_EXERCISE BRIEF_
Copy every record below, exactly as written.

A block of data
● ● ● ●

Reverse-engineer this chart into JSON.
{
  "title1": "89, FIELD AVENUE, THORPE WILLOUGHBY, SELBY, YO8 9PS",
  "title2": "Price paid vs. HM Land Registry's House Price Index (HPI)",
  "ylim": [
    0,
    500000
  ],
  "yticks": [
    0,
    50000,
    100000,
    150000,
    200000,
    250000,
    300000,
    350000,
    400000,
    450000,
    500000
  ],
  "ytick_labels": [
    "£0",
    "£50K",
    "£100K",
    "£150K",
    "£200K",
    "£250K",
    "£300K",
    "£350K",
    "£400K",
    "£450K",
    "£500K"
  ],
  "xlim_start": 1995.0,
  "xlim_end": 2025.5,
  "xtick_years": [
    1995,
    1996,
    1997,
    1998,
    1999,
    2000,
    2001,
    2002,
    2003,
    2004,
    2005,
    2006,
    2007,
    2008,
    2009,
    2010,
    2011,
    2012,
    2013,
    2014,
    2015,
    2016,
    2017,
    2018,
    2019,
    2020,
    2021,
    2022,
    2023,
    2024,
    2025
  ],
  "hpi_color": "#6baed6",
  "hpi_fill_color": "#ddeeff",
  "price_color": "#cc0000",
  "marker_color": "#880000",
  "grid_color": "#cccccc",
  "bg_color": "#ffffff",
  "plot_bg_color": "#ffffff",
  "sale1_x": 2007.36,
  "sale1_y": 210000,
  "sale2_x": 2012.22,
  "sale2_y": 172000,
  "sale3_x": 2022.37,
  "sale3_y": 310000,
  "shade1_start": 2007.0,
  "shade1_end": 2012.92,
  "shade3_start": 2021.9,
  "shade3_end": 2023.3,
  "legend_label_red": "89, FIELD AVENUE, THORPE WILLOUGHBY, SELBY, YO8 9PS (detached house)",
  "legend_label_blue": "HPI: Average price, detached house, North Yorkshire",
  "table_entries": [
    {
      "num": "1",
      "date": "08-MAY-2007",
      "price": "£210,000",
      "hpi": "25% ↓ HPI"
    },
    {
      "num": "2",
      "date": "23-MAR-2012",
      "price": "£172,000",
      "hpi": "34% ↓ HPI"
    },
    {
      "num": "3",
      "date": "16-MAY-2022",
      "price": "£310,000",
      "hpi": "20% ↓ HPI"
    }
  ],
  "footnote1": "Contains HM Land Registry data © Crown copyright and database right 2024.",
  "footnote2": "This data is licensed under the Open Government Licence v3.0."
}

● ● ● ●

_SOLVED EXERCISE_
Reverse-engineer this chart into JSON.
{
  "title1": "89, FIELD AVENUE, THORPE WILLOUGHBY, SELBY, YO8 9PS",
  "title2": "Price paid vs. HM Land Registry's House Price Index (HPI)",
  "ylim": [
    0,
    500000
  ],
  "yticks": [
    0,
    50000,
    100000,
    150000,
    200000,
    250000,
    300000,
    350000,
    400000,
    450000,
    500000
  ],
  "ytick_labels": [
    "£0",
    "£50K",
    "£100K",
    "£150K",
    "£200K",
    "£250K",
    "£300K",
    "£350K",
    "£400K",
    "£450K",
    "£500K"
  ],
  "xlim_start": 1995.0,
  "xlim_end": 2025.5,
  "xtick_years": [
    1995,
    1996,
    1997,
    1998,
    1999,
    2000,
    2001,
    2002,
    2003,
    2004,
    2005,
    2006,
    2007,
    2008,
    2009,
    2010,
    2011,
    2012,
    2013,
    2014,
    2015,
    2016,
    2017,
    2018,
    2019,
    2020,
    2021,
    2022,
    2023,
    2024,
    2025
  ],
  "hpi_color": "#6baed6",
  "hpi_fill_color": "#ddeeff",
  "price_color": "#cc0000",
  "marker_color": "#880000",
  "grid_color": "#cccccc",
  "bg_color": "#ffffff",
  "plot_bg_color": "#ffffff",
  "sale1_x": 2007.36,
  "sale1_y": 210000,
  "sale2_x": 2012.22,
  "sale2_y": 172000,
  "sale3_x": 2022.37,
  "sale3_y": 310000,
  "shade1_start": 2007.0,
  "shade1_end": 2012.92,
  "shade3_start": 2021.9,
  "shade3_end": 2023.3,
  "legend_label_red": "89, FIELD AVENUE, THORPE WILLOUGHBY, SELBY, YO8 9PS (detached house)",
  "legend_label_blue": "HPI: Average price, detached house, North Yorkshire",
  "table_entries": [
    {
      "num": "1",
      "date": "08-MAY-2007",
      "price": "£210,000",
      "hpi": "25% ↓ HPI"
    },
    {
      "num": "2",
      "date": "23-MAR-2012",
      "price": "£172,000",
      "hpi": "34% ↓ HPI"
    },
    {
      "num": "3",
      "date": "16-MAY-2022",
      "price": "£310,000",
      "hpi": "20% ↓ HPI"
    }
  ],
  "footnote1": "Contains HM Land Registry data © Crown copyright and database right 2024.",
  "footnote2": "This data is licensed under the Open Government Licence v3.0."
}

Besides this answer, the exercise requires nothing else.